> [Stated goal] Comb through the entries for "content" and pull out each line that holds it.
-- Start Material --
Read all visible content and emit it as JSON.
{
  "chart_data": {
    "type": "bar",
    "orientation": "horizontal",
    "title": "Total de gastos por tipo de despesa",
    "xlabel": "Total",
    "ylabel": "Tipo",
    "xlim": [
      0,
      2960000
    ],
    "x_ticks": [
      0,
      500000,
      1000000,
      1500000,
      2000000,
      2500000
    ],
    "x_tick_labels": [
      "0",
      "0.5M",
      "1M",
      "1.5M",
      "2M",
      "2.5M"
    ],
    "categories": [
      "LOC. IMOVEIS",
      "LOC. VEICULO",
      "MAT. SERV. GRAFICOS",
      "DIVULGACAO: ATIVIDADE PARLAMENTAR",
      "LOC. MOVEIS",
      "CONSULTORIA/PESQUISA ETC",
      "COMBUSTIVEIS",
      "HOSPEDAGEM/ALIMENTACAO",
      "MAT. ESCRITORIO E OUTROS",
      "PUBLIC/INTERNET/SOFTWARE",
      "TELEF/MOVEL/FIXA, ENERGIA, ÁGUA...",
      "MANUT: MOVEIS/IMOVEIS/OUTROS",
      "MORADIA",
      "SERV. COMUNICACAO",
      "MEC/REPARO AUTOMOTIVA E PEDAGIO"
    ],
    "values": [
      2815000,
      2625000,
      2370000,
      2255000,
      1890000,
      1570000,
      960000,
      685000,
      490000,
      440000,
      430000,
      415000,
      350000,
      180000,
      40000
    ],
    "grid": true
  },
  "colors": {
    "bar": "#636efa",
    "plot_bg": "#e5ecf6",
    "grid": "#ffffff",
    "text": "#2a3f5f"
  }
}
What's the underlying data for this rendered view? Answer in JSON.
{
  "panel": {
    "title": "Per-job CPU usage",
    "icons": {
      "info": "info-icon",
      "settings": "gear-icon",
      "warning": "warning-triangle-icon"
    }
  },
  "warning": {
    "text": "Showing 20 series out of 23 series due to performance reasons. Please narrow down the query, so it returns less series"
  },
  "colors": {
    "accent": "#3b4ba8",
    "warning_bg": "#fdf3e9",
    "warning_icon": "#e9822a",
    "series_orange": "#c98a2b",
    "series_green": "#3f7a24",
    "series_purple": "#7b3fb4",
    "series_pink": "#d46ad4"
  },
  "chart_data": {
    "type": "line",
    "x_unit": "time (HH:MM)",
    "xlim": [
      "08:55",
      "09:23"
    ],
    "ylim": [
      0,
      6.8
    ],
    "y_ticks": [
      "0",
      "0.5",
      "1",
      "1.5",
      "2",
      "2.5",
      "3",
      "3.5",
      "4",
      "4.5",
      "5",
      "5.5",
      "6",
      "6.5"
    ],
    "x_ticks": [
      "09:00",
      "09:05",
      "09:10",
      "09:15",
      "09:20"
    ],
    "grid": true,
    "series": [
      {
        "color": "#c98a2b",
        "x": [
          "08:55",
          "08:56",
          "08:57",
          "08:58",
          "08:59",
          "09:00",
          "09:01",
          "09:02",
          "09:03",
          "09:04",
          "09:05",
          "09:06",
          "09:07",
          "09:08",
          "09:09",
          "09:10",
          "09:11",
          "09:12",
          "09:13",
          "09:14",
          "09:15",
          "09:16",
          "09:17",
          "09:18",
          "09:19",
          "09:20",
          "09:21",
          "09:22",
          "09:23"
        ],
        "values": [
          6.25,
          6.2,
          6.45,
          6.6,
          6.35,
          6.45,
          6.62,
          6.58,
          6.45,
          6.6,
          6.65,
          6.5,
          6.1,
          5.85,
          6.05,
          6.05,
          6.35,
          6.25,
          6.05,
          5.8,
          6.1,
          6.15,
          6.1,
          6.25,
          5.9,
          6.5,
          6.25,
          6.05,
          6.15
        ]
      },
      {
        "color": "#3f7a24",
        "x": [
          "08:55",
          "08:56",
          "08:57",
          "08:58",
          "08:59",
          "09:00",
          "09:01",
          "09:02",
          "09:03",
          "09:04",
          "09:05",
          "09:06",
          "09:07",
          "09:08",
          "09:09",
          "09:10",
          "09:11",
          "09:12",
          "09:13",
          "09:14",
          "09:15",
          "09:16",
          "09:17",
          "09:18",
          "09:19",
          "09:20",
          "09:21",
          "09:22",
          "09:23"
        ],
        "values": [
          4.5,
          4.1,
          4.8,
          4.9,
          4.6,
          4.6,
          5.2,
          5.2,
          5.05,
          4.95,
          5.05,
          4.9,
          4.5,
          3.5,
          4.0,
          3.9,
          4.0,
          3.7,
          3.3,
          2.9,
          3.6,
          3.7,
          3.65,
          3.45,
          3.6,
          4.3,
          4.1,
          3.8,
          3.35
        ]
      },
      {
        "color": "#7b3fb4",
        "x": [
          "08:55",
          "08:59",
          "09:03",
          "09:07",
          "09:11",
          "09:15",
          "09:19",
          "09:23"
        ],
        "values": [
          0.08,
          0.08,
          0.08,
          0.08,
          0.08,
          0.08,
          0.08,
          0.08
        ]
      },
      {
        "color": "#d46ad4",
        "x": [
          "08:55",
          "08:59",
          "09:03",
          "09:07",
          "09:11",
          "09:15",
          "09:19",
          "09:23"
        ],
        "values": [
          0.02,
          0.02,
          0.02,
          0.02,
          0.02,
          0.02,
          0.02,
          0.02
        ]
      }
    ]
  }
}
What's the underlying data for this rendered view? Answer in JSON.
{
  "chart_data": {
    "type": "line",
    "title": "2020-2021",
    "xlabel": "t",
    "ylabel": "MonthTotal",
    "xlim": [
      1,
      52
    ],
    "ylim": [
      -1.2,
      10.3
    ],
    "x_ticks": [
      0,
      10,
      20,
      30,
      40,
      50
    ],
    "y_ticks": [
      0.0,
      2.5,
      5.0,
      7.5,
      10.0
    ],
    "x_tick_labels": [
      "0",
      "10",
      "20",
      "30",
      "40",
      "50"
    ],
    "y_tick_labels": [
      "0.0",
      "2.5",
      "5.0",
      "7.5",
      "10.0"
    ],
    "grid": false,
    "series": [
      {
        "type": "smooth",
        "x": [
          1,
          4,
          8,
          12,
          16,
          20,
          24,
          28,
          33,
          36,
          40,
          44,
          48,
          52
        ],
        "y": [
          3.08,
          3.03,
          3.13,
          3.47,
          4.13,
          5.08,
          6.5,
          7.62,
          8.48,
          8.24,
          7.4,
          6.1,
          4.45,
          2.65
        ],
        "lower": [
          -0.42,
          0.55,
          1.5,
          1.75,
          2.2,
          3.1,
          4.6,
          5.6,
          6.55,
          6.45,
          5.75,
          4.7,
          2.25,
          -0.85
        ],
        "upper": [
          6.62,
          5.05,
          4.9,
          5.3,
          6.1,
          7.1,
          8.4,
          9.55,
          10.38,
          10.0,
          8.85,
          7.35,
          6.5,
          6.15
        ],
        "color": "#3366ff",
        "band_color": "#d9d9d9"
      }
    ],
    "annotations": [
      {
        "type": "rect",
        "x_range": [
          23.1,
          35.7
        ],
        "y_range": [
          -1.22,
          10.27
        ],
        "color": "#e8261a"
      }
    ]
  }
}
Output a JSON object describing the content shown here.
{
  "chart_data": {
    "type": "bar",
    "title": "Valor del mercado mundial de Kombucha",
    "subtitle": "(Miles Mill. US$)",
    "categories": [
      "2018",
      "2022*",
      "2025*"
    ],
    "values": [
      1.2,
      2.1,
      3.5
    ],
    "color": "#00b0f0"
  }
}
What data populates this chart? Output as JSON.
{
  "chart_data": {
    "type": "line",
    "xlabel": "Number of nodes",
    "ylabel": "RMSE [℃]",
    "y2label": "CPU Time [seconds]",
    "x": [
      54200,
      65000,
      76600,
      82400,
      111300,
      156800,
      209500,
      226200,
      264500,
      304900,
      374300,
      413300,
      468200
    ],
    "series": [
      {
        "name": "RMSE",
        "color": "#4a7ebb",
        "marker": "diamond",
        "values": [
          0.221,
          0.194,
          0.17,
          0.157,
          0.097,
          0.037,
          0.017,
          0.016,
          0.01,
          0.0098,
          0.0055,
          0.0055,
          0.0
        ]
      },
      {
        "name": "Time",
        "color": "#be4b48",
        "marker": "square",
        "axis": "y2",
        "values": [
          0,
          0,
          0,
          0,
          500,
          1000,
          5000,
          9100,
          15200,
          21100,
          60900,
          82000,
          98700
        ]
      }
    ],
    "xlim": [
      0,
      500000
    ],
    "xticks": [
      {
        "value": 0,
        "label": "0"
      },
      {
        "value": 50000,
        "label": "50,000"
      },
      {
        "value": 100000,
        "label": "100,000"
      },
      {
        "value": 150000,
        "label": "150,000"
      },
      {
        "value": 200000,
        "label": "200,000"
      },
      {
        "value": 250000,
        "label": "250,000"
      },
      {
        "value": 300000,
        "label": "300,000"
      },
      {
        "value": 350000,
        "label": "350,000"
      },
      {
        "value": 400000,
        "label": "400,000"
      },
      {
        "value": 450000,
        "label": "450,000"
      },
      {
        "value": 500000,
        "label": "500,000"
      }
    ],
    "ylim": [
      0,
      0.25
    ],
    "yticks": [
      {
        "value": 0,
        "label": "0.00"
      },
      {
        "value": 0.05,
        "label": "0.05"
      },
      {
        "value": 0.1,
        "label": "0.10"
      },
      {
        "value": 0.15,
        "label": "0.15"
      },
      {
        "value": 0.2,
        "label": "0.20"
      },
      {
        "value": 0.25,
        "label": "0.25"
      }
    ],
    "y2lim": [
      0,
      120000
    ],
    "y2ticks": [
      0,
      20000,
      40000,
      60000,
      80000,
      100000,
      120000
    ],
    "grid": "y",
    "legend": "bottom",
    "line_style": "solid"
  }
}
-- End Material --
> [Full output]
Read all visible content and emit it as JSON.
Output a JSON object describing the content shown here.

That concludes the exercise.